[Figure record listings]
## BEGIN
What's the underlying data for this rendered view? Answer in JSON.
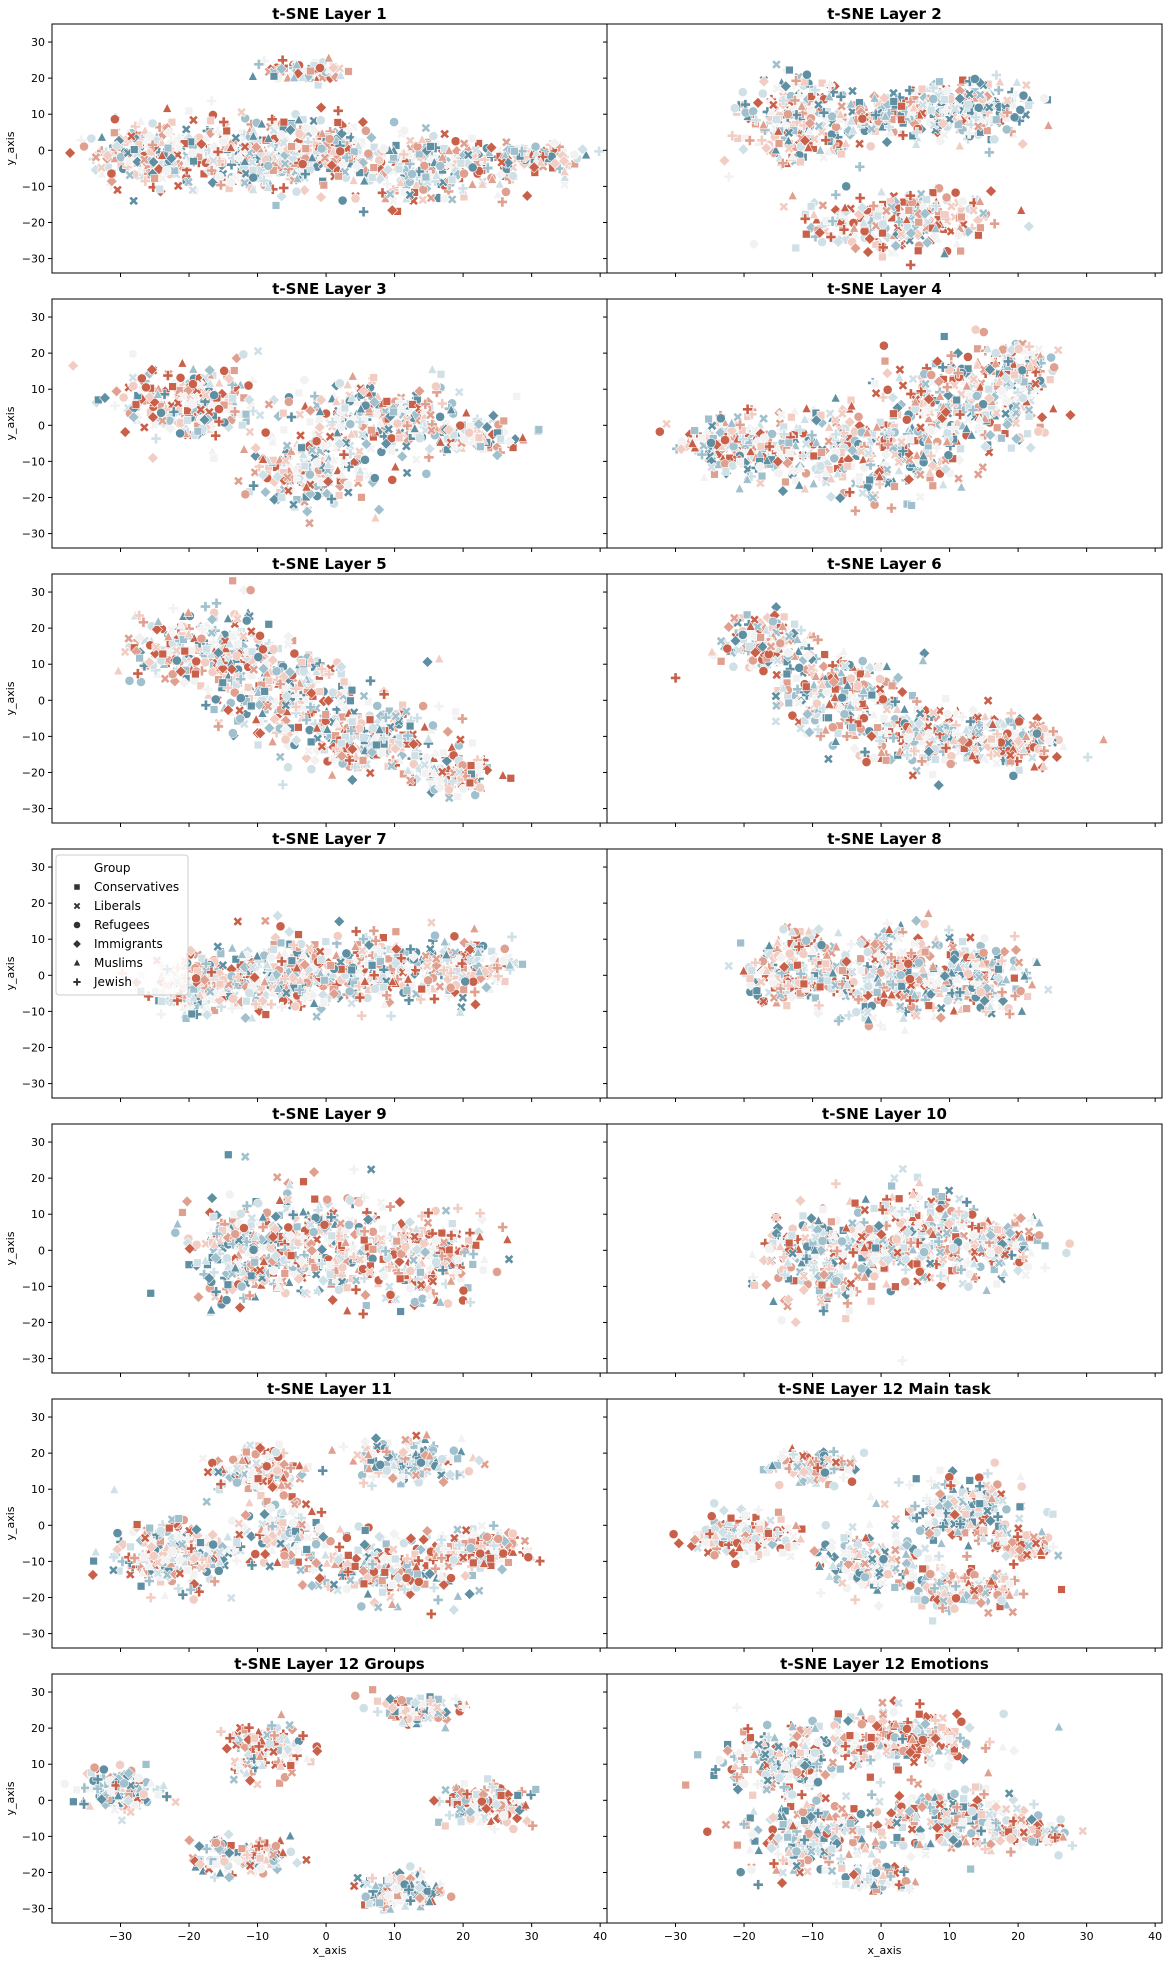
{
  "chart_data": {
    "type": "scatter",
    "layout": {
      "rows": 7,
      "cols": 2,
      "sharex": true,
      "sharey": true
    },
    "xlabel": "x_axis",
    "ylabel": "y_axis",
    "xlim": [
      -40,
      41
    ],
    "ylim": [
      -34,
      35
    ],
    "xticks": [
      -30,
      -20,
      -10,
      0,
      10,
      20,
      30,
      40
    ],
    "yticks": [
      -30,
      -20,
      -10,
      0,
      10,
      20,
      30
    ],
    "palette": [
      "#5f8fa2",
      "#9fc0cc",
      "#cfe0e7",
      "#f2f2f2",
      "#f1cdc3",
      "#e0a090",
      "#c9604a"
    ],
    "legend": {
      "title": "Group",
      "location": "upper-left",
      "panel_index": 6,
      "entries": [
        {
          "label": "Conservatives",
          "marker": "square"
        },
        {
          "label": "Liberals",
          "marker": "x"
        },
        {
          "label": "Refugees",
          "marker": "circle"
        },
        {
          "label": "Immigrants",
          "marker": "diamond"
        },
        {
          "label": "Muslims",
          "marker": "triangle"
        },
        {
          "label": "Jewish",
          "marker": "plus"
        }
      ]
    },
    "panels": [
      {
        "title": "t-SNE Layer 1",
        "clusters": [
          {
            "cx": -25,
            "cy": -1,
            "rx": 10,
            "ry": 8,
            "n": 240,
            "tone": 0
          },
          {
            "cx": -10,
            "cy": -2,
            "rx": 10,
            "ry": 10,
            "n": 260,
            "tone": 0
          },
          {
            "cx": 0,
            "cy": 0,
            "rx": 8,
            "ry": 9,
            "n": 180,
            "tone": 0
          },
          {
            "cx": 15,
            "cy": -5,
            "rx": 12,
            "ry": 9,
            "n": 260,
            "tone": 0
          },
          {
            "cx": 30,
            "cy": -2,
            "rx": 8,
            "ry": 4,
            "n": 90,
            "tone": 0
          },
          {
            "cx": -3,
            "cy": 22,
            "rx": 6,
            "ry": 2.5,
            "n": 70,
            "tone": 0.2
          }
        ]
      },
      {
        "title": "t-SNE Layer 2",
        "clusters": [
          {
            "cx": -12,
            "cy": 8,
            "rx": 9,
            "ry": 11,
            "n": 230,
            "tone": 0
          },
          {
            "cx": 3,
            "cy": 10,
            "rx": 10,
            "ry": 7,
            "n": 200,
            "tone": 0
          },
          {
            "cx": 14,
            "cy": 12,
            "rx": 8,
            "ry": 8,
            "n": 170,
            "tone": -0.2
          },
          {
            "cx": 3,
            "cy": -20,
            "rx": 13,
            "ry": 8,
            "n": 260,
            "tone": 0.3
          }
        ]
      },
      {
        "title": "t-SNE Layer 3",
        "clusters": [
          {
            "cx": -20,
            "cy": 6,
            "rx": 10,
            "ry": 10,
            "n": 260,
            "tone": 0.1
          },
          {
            "cx": -3,
            "cy": -13,
            "rx": 9,
            "ry": 10,
            "n": 200,
            "tone": 0
          },
          {
            "cx": 8,
            "cy": 2,
            "rx": 12,
            "ry": 10,
            "n": 260,
            "tone": -0.1
          },
          {
            "cx": 22,
            "cy": -3,
            "rx": 6,
            "ry": 5,
            "n": 90,
            "tone": 0
          }
        ]
      },
      {
        "title": "t-SNE Layer 4",
        "clusters": [
          {
            "cx": -20,
            "cy": -6,
            "rx": 10,
            "ry": 8,
            "n": 220,
            "tone": 0
          },
          {
            "cx": -2,
            "cy": -8,
            "rx": 12,
            "ry": 13,
            "n": 280,
            "tone": 0
          },
          {
            "cx": 12,
            "cy": 6,
            "rx": 11,
            "ry": 15,
            "n": 300,
            "tone": 0
          },
          {
            "cx": 20,
            "cy": 16,
            "rx": 5,
            "ry": 8,
            "n": 90,
            "tone": 0
          }
        ]
      },
      {
        "title": "t-SNE Layer 5",
        "clusters": [
          {
            "cx": -18,
            "cy": 14,
            "rx": 10,
            "ry": 10,
            "n": 250,
            "tone": 0
          },
          {
            "cx": -6,
            "cy": 3,
            "rx": 11,
            "ry": 12,
            "n": 260,
            "tone": 0
          },
          {
            "cx": 6,
            "cy": -10,
            "rx": 11,
            "ry": 10,
            "n": 250,
            "tone": 0
          },
          {
            "cx": 18,
            "cy": -21,
            "rx": 7,
            "ry": 5,
            "n": 110,
            "tone": 0.2
          }
        ]
      },
      {
        "title": "t-SNE Layer 6",
        "clusters": [
          {
            "cx": -17,
            "cy": 16,
            "rx": 6,
            "ry": 8,
            "n": 150,
            "tone": 0.1
          },
          {
            "cx": -6,
            "cy": 2,
            "rx": 10,
            "ry": 11,
            "n": 240,
            "tone": 0
          },
          {
            "cx": 8,
            "cy": -10,
            "rx": 11,
            "ry": 8,
            "n": 230,
            "tone": 0
          },
          {
            "cx": 20,
            "cy": -12,
            "rx": 7,
            "ry": 6,
            "n": 140,
            "tone": 0.1
          }
        ]
      },
      {
        "title": "t-SNE Layer 7",
        "clusters": [
          {
            "cx": -18,
            "cy": -3,
            "rx": 8,
            "ry": 8,
            "n": 200,
            "tone": 0
          },
          {
            "cx": -5,
            "cy": 0,
            "rx": 10,
            "ry": 10,
            "n": 260,
            "tone": 0
          },
          {
            "cx": 8,
            "cy": 1,
            "rx": 10,
            "ry": 10,
            "n": 240,
            "tone": 0
          },
          {
            "cx": 20,
            "cy": 3,
            "rx": 7,
            "ry": 7,
            "n": 140,
            "tone": 0
          }
        ]
      },
      {
        "title": "t-SNE Layer 8",
        "clusters": [
          {
            "cx": -12,
            "cy": 2,
            "rx": 8,
            "ry": 10,
            "n": 200,
            "tone": 0.2
          },
          {
            "cx": 2,
            "cy": 0,
            "rx": 10,
            "ry": 12,
            "n": 260,
            "tone": 0
          },
          {
            "cx": 14,
            "cy": -1,
            "rx": 7,
            "ry": 9,
            "n": 160,
            "tone": -0.2
          }
        ]
      },
      {
        "title": "t-SNE Layer 9",
        "clusters": [
          {
            "cx": -12,
            "cy": 0,
            "rx": 8,
            "ry": 14,
            "n": 220,
            "tone": -0.2
          },
          {
            "cx": 0,
            "cy": 2,
            "rx": 10,
            "ry": 15,
            "n": 260,
            "tone": 0
          },
          {
            "cx": 14,
            "cy": -2,
            "rx": 9,
            "ry": 11,
            "n": 220,
            "tone": 0.3
          }
        ]
      },
      {
        "title": "t-SNE Layer 10",
        "clusters": [
          {
            "cx": -8,
            "cy": -2,
            "rx": 10,
            "ry": 14,
            "n": 240,
            "tone": 0
          },
          {
            "cx": 6,
            "cy": 3,
            "rx": 10,
            "ry": 14,
            "n": 260,
            "tone": 0.2
          },
          {
            "cx": 17,
            "cy": 2,
            "rx": 8,
            "ry": 8,
            "n": 160,
            "tone": 0.1
          }
        ]
      },
      {
        "title": "t-SNE Layer 11",
        "clusters": [
          {
            "cx": -22,
            "cy": -8,
            "rx": 9,
            "ry": 10,
            "n": 230,
            "tone": -0.1
          },
          {
            "cx": -10,
            "cy": 15,
            "rx": 7,
            "ry": 6,
            "n": 150,
            "tone": 0.4
          },
          {
            "cx": 12,
            "cy": 18,
            "rx": 8,
            "ry": 6,
            "n": 150,
            "tone": -0.2
          },
          {
            "cx": 8,
            "cy": -12,
            "rx": 10,
            "ry": 9,
            "n": 200,
            "tone": 0
          },
          {
            "cx": 22,
            "cy": -7,
            "rx": 8,
            "ry": 5,
            "n": 160,
            "tone": 0.3
          },
          {
            "cx": -6,
            "cy": -2,
            "rx": 6,
            "ry": 8,
            "n": 120,
            "tone": 0
          }
        ]
      },
      {
        "title": "t-SNE Layer 12 Main task",
        "clusters": [
          {
            "cx": -20,
            "cy": -3,
            "rx": 7,
            "ry": 6,
            "n": 180,
            "tone": 0.4
          },
          {
            "cx": -10,
            "cy": 16,
            "rx": 6,
            "ry": 4,
            "n": 110,
            "tone": 0.1
          },
          {
            "cx": -2,
            "cy": -10,
            "rx": 8,
            "ry": 8,
            "n": 160,
            "tone": -0.3
          },
          {
            "cx": 12,
            "cy": 4,
            "rx": 9,
            "ry": 9,
            "n": 200,
            "tone": -0.1
          },
          {
            "cx": 12,
            "cy": -18,
            "rx": 8,
            "ry": 5,
            "n": 150,
            "tone": 0.3
          },
          {
            "cx": 21,
            "cy": -6,
            "rx": 4,
            "ry": 4,
            "n": 80,
            "tone": 0.4
          }
        ]
      },
      {
        "title": "t-SNE Layer 12 Groups",
        "clusters": [
          {
            "cx": -30,
            "cy": 3,
            "rx": 6,
            "ry": 6,
            "n": 150,
            "tone": -0.2
          },
          {
            "cx": -9,
            "cy": 14,
            "rx": 6,
            "ry": 7,
            "n": 130,
            "tone": 0.4
          },
          {
            "cx": 13,
            "cy": 25,
            "rx": 6,
            "ry": 4,
            "n": 90,
            "tone": 0
          },
          {
            "cx": -12,
            "cy": -16,
            "rx": 7,
            "ry": 5,
            "n": 130,
            "tone": 0.1
          },
          {
            "cx": 11,
            "cy": -25,
            "rx": 6,
            "ry": 5,
            "n": 120,
            "tone": -0.3
          },
          {
            "cx": 23,
            "cy": -1,
            "rx": 6,
            "ry": 6,
            "n": 120,
            "tone": 0.2
          }
        ]
      },
      {
        "title": "t-SNE Layer 12 Emotions",
        "clusters": [
          {
            "cx": -15,
            "cy": 10,
            "rx": 9,
            "ry": 10,
            "n": 200,
            "tone": -0.1
          },
          {
            "cx": 3,
            "cy": 17,
            "rx": 12,
            "ry": 8,
            "n": 220,
            "tone": 0.3
          },
          {
            "cx": -10,
            "cy": -10,
            "rx": 10,
            "ry": 10,
            "n": 220,
            "tone": -0.1
          },
          {
            "cx": 10,
            "cy": -5,
            "rx": 10,
            "ry": 9,
            "n": 200,
            "tone": 0
          },
          {
            "cx": 22,
            "cy": -8,
            "rx": 6,
            "ry": 4,
            "n": 100,
            "tone": 0.4
          },
          {
            "cx": 0,
            "cy": -22,
            "rx": 6,
            "ry": 3,
            "n": 60,
            "tone": -0.3
          }
        ]
      }
    ]
  }
}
## END
* **YOUR INSTRUCTIONS**
Extract each line holding the word "marker" from the records.

* **TASK OUTPUT**
          "marker": "square"
          "marker": "x"
          "marker": "circle"
          "marker": "diamond"
          "marker": "triangle"
          "marker": "plus"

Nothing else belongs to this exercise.